SET PROBLEM — Put every line of the records into a JSON list of strings, one string per line, and skip any blank lines. Leave out the pictures.

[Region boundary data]
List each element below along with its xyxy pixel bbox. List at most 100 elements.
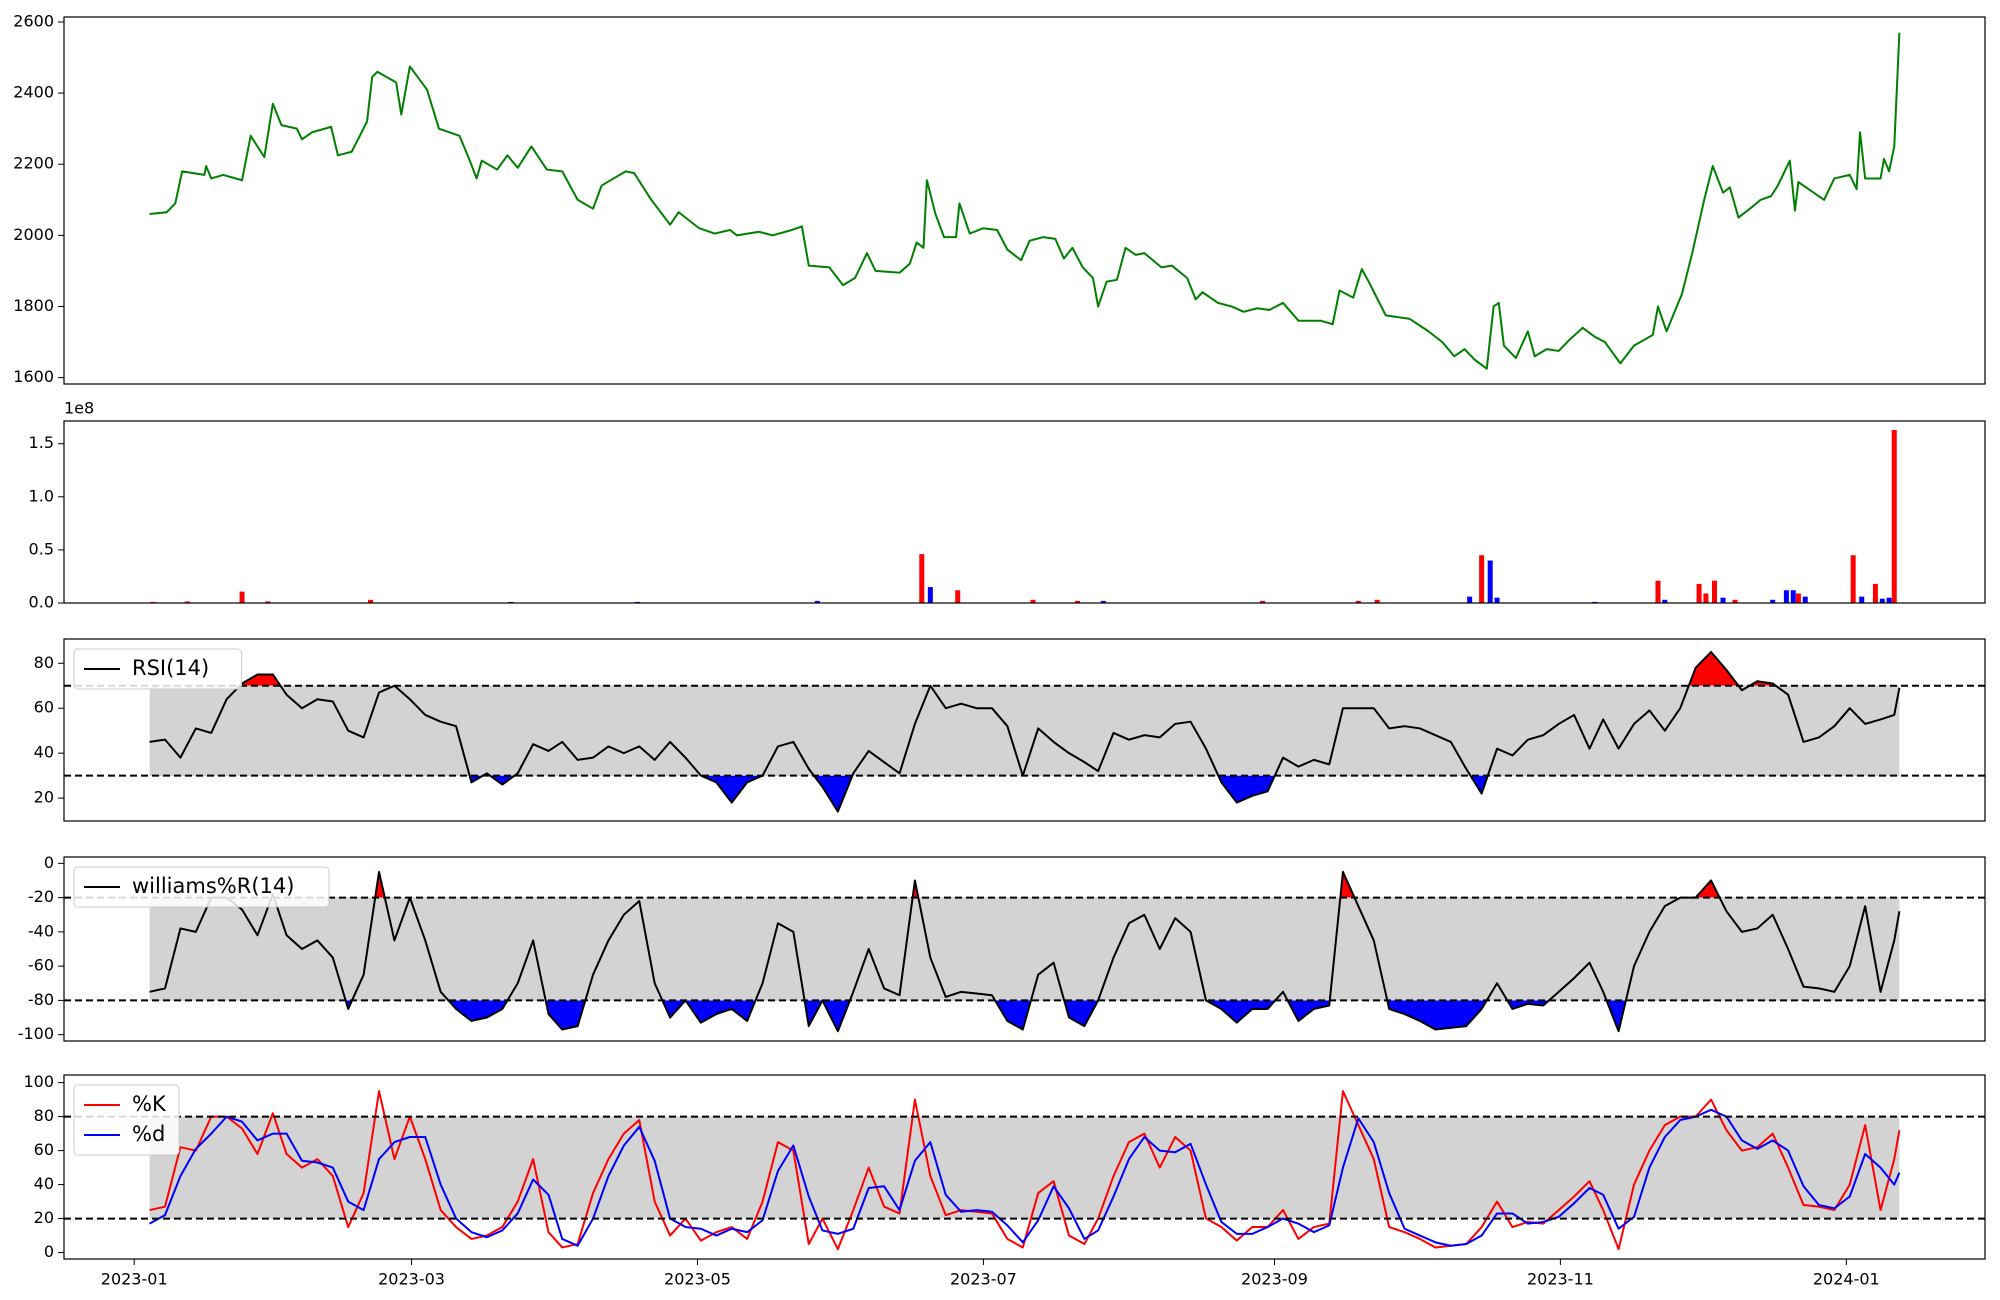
y-tick-label: -20 [28,887,54,906]
y-tick-label: 1.0 [29,486,54,505]
volume-bar [1259,600,1265,603]
volume-bar [1100,600,1106,603]
y-tick-label: 20 [34,1208,54,1227]
y-tick-label: 80 [34,1106,54,1125]
y-tick-label: 40 [34,1174,54,1193]
legend-box [73,866,330,908]
plot-background [64,421,1985,603]
neutral-band [149,685,1900,776]
volume-bar [1783,590,1789,603]
data-line [149,1108,1901,1247]
y-tick-label: 100 [23,1072,54,1091]
volume-bar [1770,599,1776,603]
volume-bar [1662,599,1668,603]
y-tick-label: 80 [34,653,54,672]
x-tick-label: 2023-11 [1527,1270,1594,1289]
volume-bar [1075,600,1081,603]
neutral-band [149,897,1900,1001]
legend: %K %d [73,1084,180,1156]
x-tick-label: 2023-03 [378,1270,445,1289]
y-tick-label: 2000 [13,225,54,244]
y-tick-label: 0.5 [29,539,54,558]
x-tick-label: 2023-01 [101,1270,168,1289]
volume-bar [1467,596,1473,603]
volume-bar [1886,597,1892,603]
y-tick-label: -40 [28,921,54,940]
volume-bar [1802,596,1808,603]
volume-bar [1732,599,1738,603]
data-line [149,870,1901,1033]
x-tick-label: 2024-01 [1813,1270,1880,1289]
y-tick-label: 1800 [13,296,54,315]
y-tick-label: 2600 [13,11,54,30]
volume-bar [1711,580,1717,603]
y-tick-label: 40 [34,743,54,762]
legend-label: williams%R(14) [132,874,294,898]
volume-bar [1790,590,1796,603]
volume-bar [1030,599,1036,603]
volume-bar [1487,560,1493,603]
legend-label: RSI(14) [132,656,209,680]
data-line [149,1090,1901,1251]
y-tick-label: 1.5 [29,433,54,452]
oversold-fill [469,775,1488,812]
volume-bar [1355,600,1361,603]
plot-frame [63,638,1986,822]
plot-frame [63,856,1986,1042]
volume-bar [814,600,820,603]
volume-bar [1479,555,1485,603]
legend-label: %K [132,1092,167,1116]
volume-bar [1850,555,1856,603]
legend: RSI(14) [73,648,242,690]
plot-background [64,17,1985,384]
volume-bar [1859,596,1865,603]
y-tick-label: -60 [28,956,54,975]
y-tick-label: 0.0 [29,593,54,612]
y-tick-label: 0 [44,1242,54,1261]
y-tick-label: 0 [44,853,54,872]
plot-frame [63,16,1986,385]
volume-bar [955,590,961,603]
data-line [149,651,1901,813]
y-tick-label: 60 [34,698,54,717]
volume-bar [919,554,925,603]
oversold-fill [149,1000,1900,1032]
axis-offset-label: 1e8 [64,399,94,418]
y-tick-label: -100 [18,1024,54,1043]
x-tick-label: 2023-07 [950,1270,1017,1289]
legend-box [73,1084,180,1156]
x-tick-label: 2023-05 [664,1270,731,1289]
x-tick-label: 2023-09 [1241,1270,1308,1289]
plot-frame [63,420,1986,604]
volume-bar [1703,593,1709,603]
volume-bar [1891,429,1897,603]
volume-bar [239,591,245,603]
volume-bar [1872,583,1878,603]
legend: williams%R(14) [73,866,330,908]
plot-frame [63,1074,1986,1260]
volume-bar [1696,583,1702,603]
volume-bar [265,601,271,603]
volume-bar [184,601,190,603]
volume-bar [1879,598,1885,603]
volume-bar [1795,593,1801,603]
y-tick-label: 60 [34,1140,54,1159]
y-tick-label: 20 [34,788,54,807]
volume-bar [1494,597,1500,603]
volume-bar [1374,599,1380,603]
legend-label: %d [132,1122,165,1146]
volume-bar [1655,580,1661,603]
y-tick-label: 1600 [13,367,54,386]
y-tick-label: 2400 [13,83,54,102]
volume-bar [367,599,373,603]
legend-box [73,648,242,690]
y-tick-label: -80 [28,990,54,1009]
y-tick-label: 2200 [13,154,54,173]
data-line [149,32,1901,370]
volume-bar [927,587,933,603]
neutral-band [149,1116,1900,1219]
volume-bar [1720,597,1726,603]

ANSWER TO THE TASK —
[
  "List each element below along with its xyxy pixel bbox. List at most 100 elements.",
  "y-tick-label: -20 [28,887,54,906]",
  "y-tick-label: 1.0 [29,486,54,505]",
  "volume-bar [1259,600,1265,603]",
  "volume-bar [1100,600,1106,603]",
  "y-tick-label: 20 [34,1208,54,1227]",
  "y-tick-label: 80 [34,1106,54,1125]",
  "y-tick-label: 40 [34,1174,54,1193]",
  "legend-box [73,866,330,908]",
  "plot-background [64,421,1985,603]",
  "neutral-band [149,685,1900,776]",
  "volume-bar [1783,590,1789,603]",
  "data-line [149,1108,1901,1247]",
  "y-tick-label: 100 [23,1072,54,1091]",
  "volume-bar [1770,599,1776,603]",
  "volume-bar [1662,599,1668,603]",
  "y-tick-label: 80 [34,653,54,672]",
  "x-tick-label: 2023-11 [1527,1270,1594,1289]",
  "volume-bar [1075,600,1081,603]",
  "neutral-band [149,897,1900,1001]",
  "legend: %K %d [73,1084,180,1156]",
  "x-tick-label: 2023-03 [378,1270,445,1289]",
  "y-tick-label: 2000 [13,225,54,244]",
  "y-tick-label: 0.5 [29,539,54,558]",
  "x-tick-label: 2023-01 [101,1270,168,1289]",
  "volume-bar [1467,596,1473,603]",
  "volume-bar [1886,597,1892,603]",
  "y-tick-label: -40 [28,921,54,940]",
  "volume-bar [1802,596,1808,603]",
  "volume-bar [1732,599,1738,603]",
  "data-line [149,870,1901,1033]",
  "x-tick-label: 2024-01 [1813,1270,1880,1289]",
  "y-tick-label: 1800 [13,296,54,315]",
  "y-tick-label: 2600 [13,11,54,30]",
  "volume-bar [1711,580,1717,603]",
  "y-tick-label: 40 [34,743,54,762]",
  "legend-label: williams%R(14) [132,874,294,898]",
  "volume-bar [1790,590,1796,603]",
  "volume-bar [1030,599,1036,603]",
  "volume-bar [1487,560,1493,603]",
  "legend-label: RSI(14) [132,656,209,680]",
  "data-line [149,1090,1901,1251]",
  "y-tick-label: 1.5 [29,433,54,452]",
  "oversold-fill [469,775,1488,812]",
  "volume-bar [1355,600,1361,603]",
  "plot-frame [63,638,1986,822]",
  "plot-frame [63,856,1986,1042]",
  "volume-bar [814,600,820,603]",
  "volume-bar [1479,555,1485,603]",
  "legend-label: %K [132,1092,167,1116]",
  "volume-bar [1850,555,1856,603]",
  "legend: RSI(14) [73,648,242,690]",
  "plot-background [64,17,1985,384]",
  "volume-bar [1859,596,1865,603]",
  "y-tick-label: -60 [28,956,54,975]",
  "y-tick-label: 0.0 [29,593,54,612]",
  "y-tick-label: 0 [44,1242,54,1261]",
  "y-tick-label: 0 [44,853,54,872]",
  "plot-frame [63,16,1986,385]",
  "volume-bar [955,590,961,603]",
  "data-line [149,651,1901,813]",
  "y-tick-label: 60 [34,698,54,717]",
  "volume-bar [919,554,925,603]",
  "oversold-fill [149,1000,1900,1032]",
  "axis-offset-label: 1e8 [64,399,94,418]",
  "y-tick-label: -100 [18,1024,54,1043]",
  "x-tick-label: 2023-07 [950,1270,1017,1289]",
  "legend-box [73,1084,180,1156]",
  "x-tick-label: 2023-05 [664,1270,731,1289]",
  "x-tick-label: 2023-09 [1241,1270,1308,1289]",
  "plot-frame [63,420,1986,604]",
  "volume-bar [1703,593,1709,603]",
  "volume-bar [1891,429,1897,603]",
  "volume-bar [239,591,245,603]",
  "volume-bar [1872,583,1878,603]",
  "legend: williams%R(14) [73,866,330,908]",
  "plot-frame [63,1074,1986,1260]",
  "volume-bar [1696,583,1702,603]",
  "volume-bar [265,601,271,603]",
  "volume-bar [184,601,190,603]",
  "volume-bar [1879,598,1885,603]",
  "volume-bar [1795,593,1801,603]",
  "y-tick-label: 60 [34,1140,54,1159]",
  "y-tick-label: 20 [34,788,54,807]",
  "volume-bar [1494,597,1500,603]",
  "volume-bar [1374,599,1380,603]",
  "legend-label: %d [132,1122,165,1146]",
  "volume-bar [1655,580,1661,603]",
  "y-tick-label: 1600 [13,367,54,386]",
  "y-tick-label: 2400 [13,83,54,102]",
  "volume-bar [367,599,373,603]",
  "legend-box [73,648,242,690]",
  "y-tick-label: -80 [28,990,54,1009]",
  "y-tick-label: 2200 [13,154,54,173]",
  "data-line [149,32,1901,370]",
  "volume-bar [927,587,933,603]",
  "neutral-band [149,1116,1900,1219]",
  "volume-bar [1720,597,1726,603]"
]